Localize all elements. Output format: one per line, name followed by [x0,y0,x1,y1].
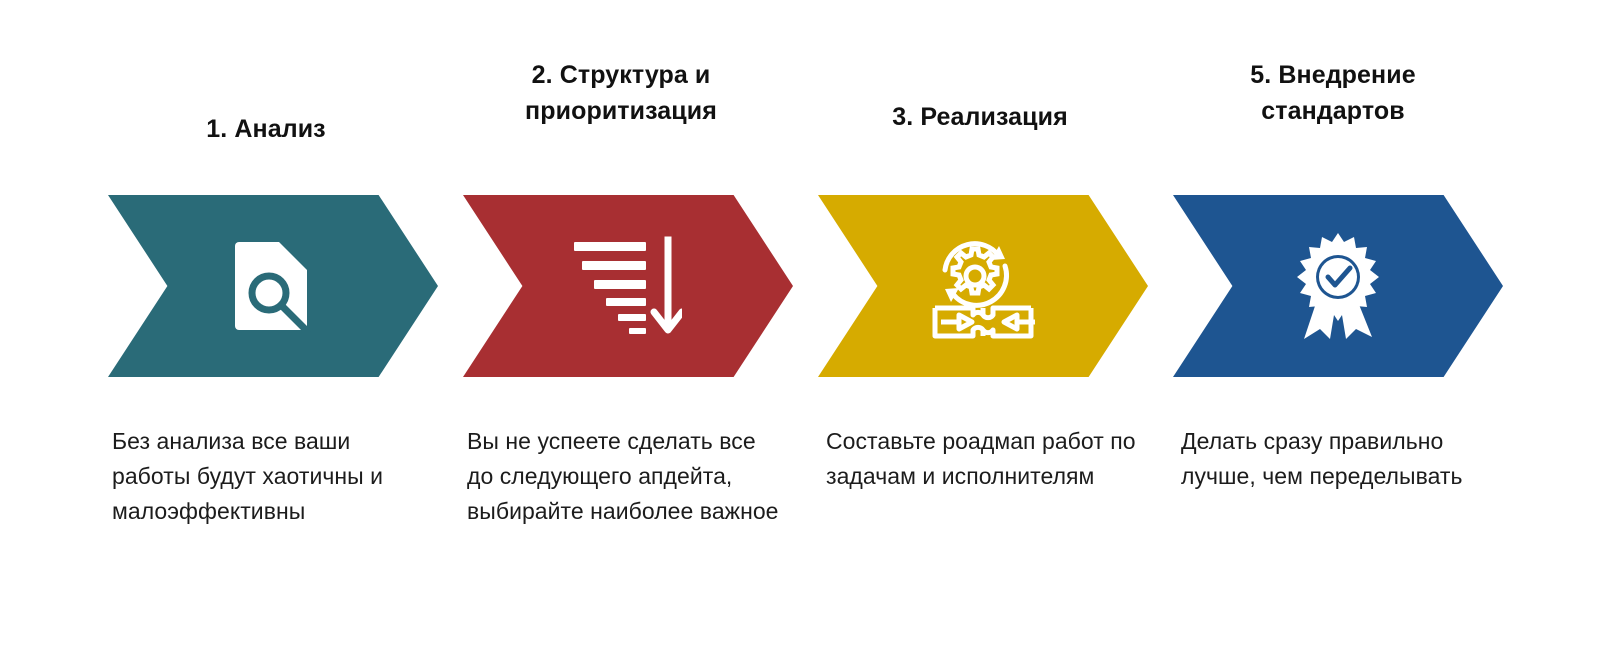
step-chevron-banner [108,195,438,377]
step-chevron-banner [463,195,793,377]
process-step: 2. Структура и приоритизация [463,0,808,667]
step-title: 2. Структура и приоритизация [471,58,771,129]
step-description: Составьте роадмап работ по задачам и исп… [826,424,1146,494]
step-title: 1. Анализ [116,112,416,148]
step-description: Делать сразу правильно лучше, чем переде… [1181,424,1511,494]
step-chevron-banner [818,195,1148,377]
step-title: 5. Внедрение стандартов [1183,58,1483,129]
process-step: 1. Анализ Без анализа все ваши работы бу… [108,0,453,667]
process-step: 5. Внедрение стандартов Делат [1173,0,1518,667]
process-steps-row: 1. Анализ Без анализа все ваши работы бу… [0,0,1618,667]
step-chevron-banner [1173,195,1503,377]
infographic-board: 1. Анализ Без анализа все ваши работы бу… [0,0,1618,667]
step-description: Вы не успеете сделать все до следующего … [467,424,787,529]
step-title: 3. Реализация [830,100,1130,136]
process-step: 3. Реализация [818,0,1163,667]
step-description: Без анализа все ваши работы будут хаотич… [112,424,432,529]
---*---
__REQUEST__
Find every line above that contains the word "Внедрение" and copy each one in full.

__TASK RESPONSE__
step-title: 5. Внедрение стандартов [1183,58,1483,129]
process-step: 5. Внедрение стандартов Делат [1173,0,1518,667]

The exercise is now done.